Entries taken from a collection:
================

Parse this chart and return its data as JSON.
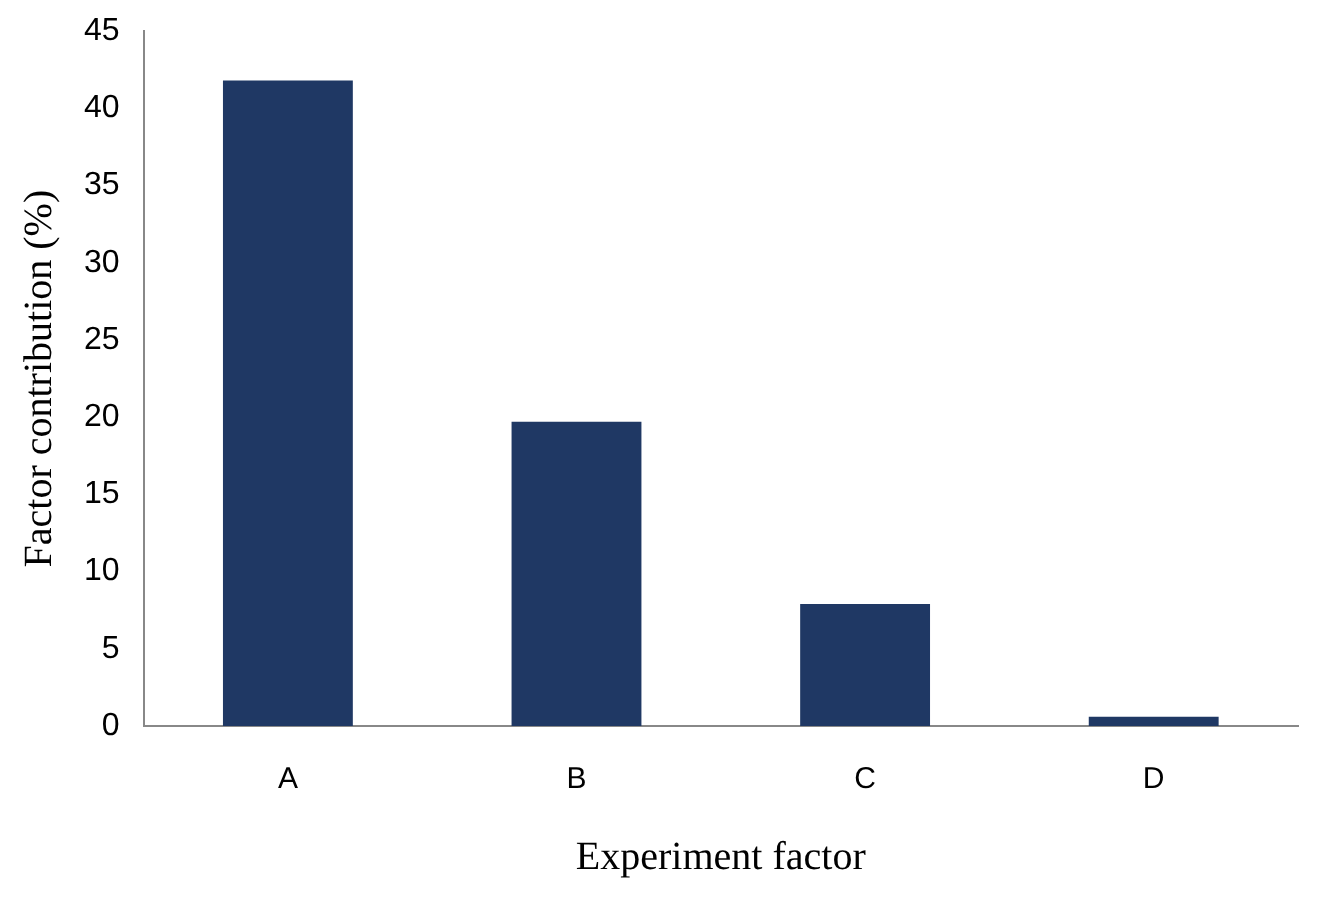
{
  "chart_data": {
    "type": "bar",
    "xlabel": "Experiment factor",
    "ylabel": "Factor contribution (%)",
    "categories": [
      "A",
      "B",
      "C",
      "D"
    ],
    "series": [
      {
        "color": "#1f3864",
        "values": [
          41.8,
          19.7,
          7.9,
          0.6
        ]
      }
    ],
    "ylim": [
      0,
      45
    ],
    "yticks": [
      0,
      5,
      10,
      15,
      20,
      25,
      30,
      35,
      40,
      45
    ],
    "grid": false,
    "legend": false
  }
}
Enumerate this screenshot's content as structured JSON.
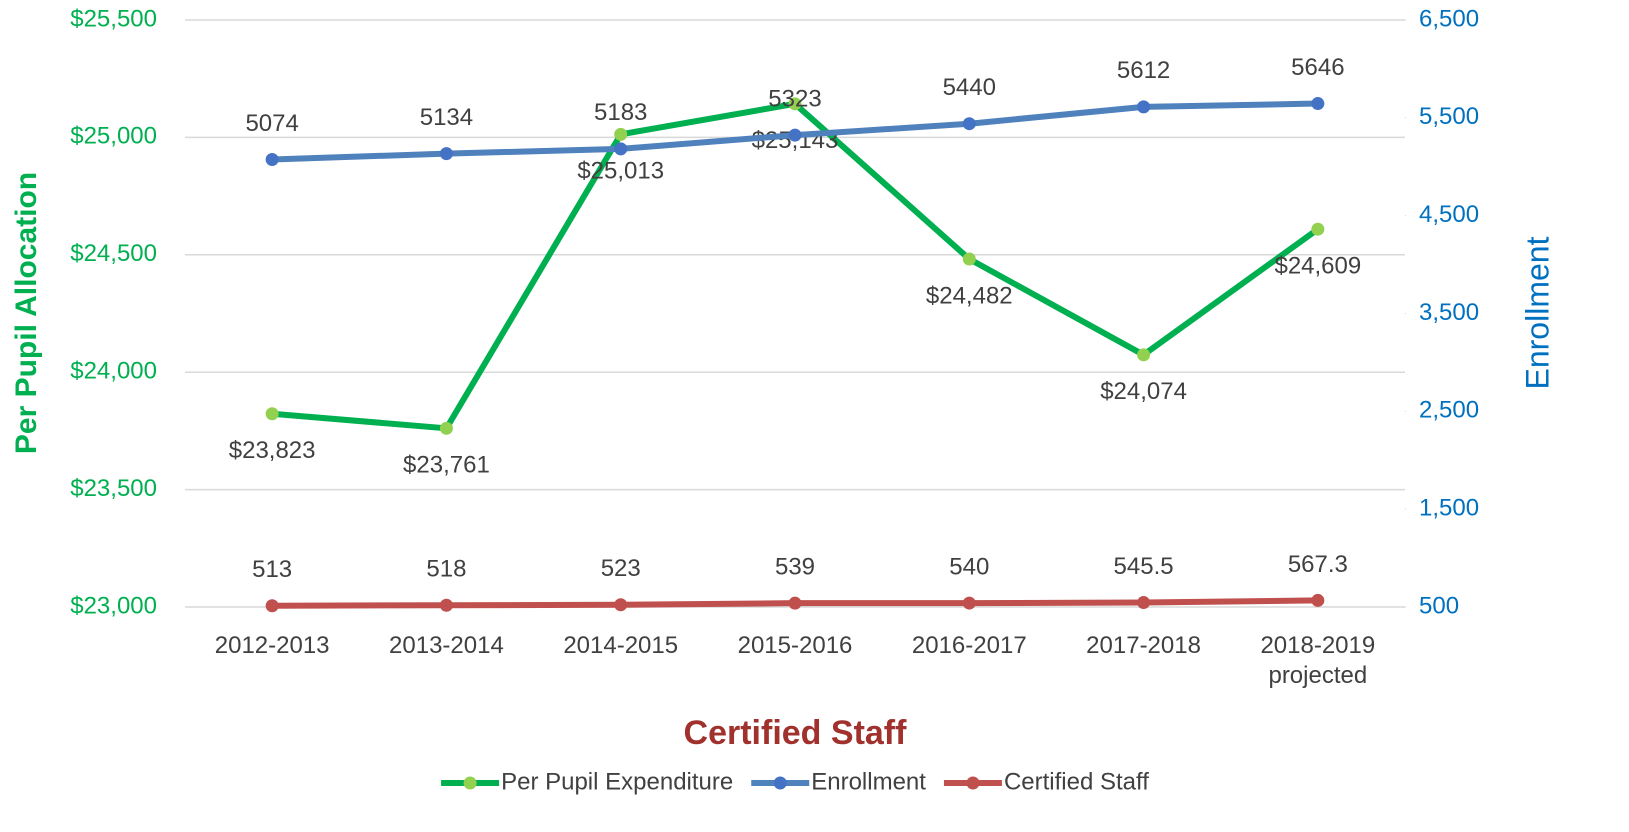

================

All records must be output exactly as they are, except for the pictures, which are left out.

● **Output for this task**:
Parse this chart and return its data as JSON.
{
  "chart_data": {
    "type": "bar",
    "xlabel": "Experiment factor",
    "ylabel": "Factor contribution (%)",
    "categories": [
      "A",
      "B",
      "C",
      "D"
    ],
    "series": [
      {
        "color": "#1f3864",
        "values": [
          41.8,
          19.7,
          7.9,
          0.6
        ]
      }
    ],
    "ylim": [
      0,
      45
    ],
    "yticks": [
      0,
      5,
      10,
      15,
      20,
      25,
      30,
      35,
      40,
      45
    ],
    "grid": false,
    "legend": false
  }
}
Enumerate this screenshot's content as structured JSON.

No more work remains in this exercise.